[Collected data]

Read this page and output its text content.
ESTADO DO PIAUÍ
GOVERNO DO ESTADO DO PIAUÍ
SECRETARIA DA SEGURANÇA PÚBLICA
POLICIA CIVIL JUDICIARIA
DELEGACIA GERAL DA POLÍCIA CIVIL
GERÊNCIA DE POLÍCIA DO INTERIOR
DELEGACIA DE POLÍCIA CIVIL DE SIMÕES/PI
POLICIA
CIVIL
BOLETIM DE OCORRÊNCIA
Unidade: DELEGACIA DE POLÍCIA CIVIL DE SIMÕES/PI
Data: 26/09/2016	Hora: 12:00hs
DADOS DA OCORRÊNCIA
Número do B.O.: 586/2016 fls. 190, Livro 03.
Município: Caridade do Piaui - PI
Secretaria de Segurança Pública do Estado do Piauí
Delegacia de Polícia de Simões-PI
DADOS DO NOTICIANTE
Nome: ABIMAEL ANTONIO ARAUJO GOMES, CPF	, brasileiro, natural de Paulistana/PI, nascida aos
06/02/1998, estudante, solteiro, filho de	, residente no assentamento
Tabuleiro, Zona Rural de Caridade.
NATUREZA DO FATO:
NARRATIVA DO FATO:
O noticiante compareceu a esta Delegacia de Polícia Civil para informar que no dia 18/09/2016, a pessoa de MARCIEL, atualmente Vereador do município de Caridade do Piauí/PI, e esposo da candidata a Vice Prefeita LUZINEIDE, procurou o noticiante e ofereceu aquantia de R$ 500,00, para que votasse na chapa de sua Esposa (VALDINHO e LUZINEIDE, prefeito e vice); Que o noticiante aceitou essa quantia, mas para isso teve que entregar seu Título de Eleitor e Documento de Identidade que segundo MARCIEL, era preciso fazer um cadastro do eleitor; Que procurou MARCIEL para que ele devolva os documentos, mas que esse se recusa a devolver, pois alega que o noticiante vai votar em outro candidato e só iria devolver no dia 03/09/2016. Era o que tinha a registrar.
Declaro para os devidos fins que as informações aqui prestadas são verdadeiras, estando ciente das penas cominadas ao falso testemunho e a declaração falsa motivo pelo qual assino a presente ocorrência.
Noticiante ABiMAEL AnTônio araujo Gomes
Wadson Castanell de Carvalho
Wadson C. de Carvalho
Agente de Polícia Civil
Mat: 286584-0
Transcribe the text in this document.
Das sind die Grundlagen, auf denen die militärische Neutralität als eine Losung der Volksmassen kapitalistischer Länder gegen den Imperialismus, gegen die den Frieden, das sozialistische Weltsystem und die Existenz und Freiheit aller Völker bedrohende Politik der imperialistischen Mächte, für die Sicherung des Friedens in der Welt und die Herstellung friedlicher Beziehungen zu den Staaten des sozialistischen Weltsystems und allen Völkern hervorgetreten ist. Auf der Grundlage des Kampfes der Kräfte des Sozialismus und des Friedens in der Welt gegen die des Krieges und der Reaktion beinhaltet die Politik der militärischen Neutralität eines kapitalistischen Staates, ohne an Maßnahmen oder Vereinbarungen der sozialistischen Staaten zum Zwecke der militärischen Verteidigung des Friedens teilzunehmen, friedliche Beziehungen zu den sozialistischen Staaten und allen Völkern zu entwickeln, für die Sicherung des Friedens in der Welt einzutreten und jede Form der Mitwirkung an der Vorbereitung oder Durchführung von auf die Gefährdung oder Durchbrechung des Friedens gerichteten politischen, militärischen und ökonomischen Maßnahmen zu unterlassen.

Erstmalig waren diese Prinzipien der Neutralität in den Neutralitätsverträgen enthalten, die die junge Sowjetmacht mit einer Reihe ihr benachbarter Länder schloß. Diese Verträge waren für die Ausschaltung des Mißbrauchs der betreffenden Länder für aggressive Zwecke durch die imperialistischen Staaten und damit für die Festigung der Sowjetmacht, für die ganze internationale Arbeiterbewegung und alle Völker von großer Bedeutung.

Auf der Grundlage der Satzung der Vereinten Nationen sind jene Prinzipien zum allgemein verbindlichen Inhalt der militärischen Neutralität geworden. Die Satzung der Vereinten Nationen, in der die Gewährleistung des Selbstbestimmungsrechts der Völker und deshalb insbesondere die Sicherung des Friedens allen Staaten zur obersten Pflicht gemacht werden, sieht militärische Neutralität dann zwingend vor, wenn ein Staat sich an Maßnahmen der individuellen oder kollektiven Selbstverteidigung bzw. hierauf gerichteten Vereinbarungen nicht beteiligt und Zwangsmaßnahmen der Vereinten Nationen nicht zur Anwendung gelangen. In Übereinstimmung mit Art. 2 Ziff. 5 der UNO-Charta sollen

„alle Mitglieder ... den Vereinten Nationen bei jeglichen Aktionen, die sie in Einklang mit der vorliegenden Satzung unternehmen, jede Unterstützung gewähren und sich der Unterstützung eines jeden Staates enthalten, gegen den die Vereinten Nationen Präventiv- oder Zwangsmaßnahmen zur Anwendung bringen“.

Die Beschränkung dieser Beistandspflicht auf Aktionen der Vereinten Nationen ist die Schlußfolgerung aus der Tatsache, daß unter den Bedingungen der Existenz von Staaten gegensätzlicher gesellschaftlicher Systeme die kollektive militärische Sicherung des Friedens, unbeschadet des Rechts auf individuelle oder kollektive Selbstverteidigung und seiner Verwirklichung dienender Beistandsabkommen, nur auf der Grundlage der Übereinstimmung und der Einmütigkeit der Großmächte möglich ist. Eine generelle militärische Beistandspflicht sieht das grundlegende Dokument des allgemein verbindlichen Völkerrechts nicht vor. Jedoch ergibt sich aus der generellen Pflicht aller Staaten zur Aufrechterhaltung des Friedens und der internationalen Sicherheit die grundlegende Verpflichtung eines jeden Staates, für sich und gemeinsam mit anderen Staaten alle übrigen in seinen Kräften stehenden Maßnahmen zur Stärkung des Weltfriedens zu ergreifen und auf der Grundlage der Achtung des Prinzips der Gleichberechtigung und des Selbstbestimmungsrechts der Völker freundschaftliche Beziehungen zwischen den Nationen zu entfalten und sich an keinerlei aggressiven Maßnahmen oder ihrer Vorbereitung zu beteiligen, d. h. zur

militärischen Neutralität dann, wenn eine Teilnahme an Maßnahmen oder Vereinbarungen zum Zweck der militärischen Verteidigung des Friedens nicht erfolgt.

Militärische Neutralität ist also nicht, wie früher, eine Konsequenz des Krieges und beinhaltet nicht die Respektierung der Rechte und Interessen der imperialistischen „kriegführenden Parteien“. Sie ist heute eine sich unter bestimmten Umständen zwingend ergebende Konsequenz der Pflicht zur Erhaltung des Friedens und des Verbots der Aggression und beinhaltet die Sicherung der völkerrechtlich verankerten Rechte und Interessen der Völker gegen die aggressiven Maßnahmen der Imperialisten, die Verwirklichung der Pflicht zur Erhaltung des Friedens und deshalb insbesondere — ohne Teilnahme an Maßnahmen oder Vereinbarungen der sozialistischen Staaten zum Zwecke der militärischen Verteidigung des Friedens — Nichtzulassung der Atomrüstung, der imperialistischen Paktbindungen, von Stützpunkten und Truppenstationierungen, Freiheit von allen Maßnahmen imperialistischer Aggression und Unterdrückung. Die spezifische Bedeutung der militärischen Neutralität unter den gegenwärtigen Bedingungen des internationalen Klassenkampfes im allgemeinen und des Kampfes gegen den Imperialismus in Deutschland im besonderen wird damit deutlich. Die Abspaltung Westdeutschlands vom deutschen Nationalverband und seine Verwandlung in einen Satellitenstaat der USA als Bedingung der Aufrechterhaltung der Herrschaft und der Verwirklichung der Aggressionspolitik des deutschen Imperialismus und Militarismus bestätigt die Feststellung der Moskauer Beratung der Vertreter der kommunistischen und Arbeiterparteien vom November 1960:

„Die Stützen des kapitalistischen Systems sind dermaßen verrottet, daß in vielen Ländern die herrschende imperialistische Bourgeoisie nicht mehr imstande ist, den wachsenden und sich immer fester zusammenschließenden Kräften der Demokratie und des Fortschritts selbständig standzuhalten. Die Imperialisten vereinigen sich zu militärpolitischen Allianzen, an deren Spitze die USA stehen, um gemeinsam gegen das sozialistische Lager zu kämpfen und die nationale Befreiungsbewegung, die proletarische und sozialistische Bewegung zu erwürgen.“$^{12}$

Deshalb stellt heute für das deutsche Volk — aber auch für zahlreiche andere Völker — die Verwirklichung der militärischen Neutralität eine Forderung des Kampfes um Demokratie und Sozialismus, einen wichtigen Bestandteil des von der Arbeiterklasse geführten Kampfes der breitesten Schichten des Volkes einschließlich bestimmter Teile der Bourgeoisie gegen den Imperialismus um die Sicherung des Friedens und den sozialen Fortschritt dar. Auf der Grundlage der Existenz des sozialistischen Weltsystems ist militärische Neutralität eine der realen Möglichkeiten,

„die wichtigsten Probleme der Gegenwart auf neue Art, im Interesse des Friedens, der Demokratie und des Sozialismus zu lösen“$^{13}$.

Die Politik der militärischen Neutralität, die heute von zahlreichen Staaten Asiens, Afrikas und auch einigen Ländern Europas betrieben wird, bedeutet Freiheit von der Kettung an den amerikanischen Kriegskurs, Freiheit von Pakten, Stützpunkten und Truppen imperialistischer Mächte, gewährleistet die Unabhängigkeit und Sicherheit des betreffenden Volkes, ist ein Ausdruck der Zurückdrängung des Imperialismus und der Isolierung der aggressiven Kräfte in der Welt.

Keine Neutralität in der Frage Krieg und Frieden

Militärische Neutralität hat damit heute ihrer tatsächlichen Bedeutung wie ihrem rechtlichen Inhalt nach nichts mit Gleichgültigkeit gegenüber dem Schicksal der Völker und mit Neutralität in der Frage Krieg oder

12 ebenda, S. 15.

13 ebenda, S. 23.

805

__GIVEN EXERCISE__:
Work through the data and report how many of its lines hold the word "this", giving only the figure.

__RIGHT ANSWER__:
2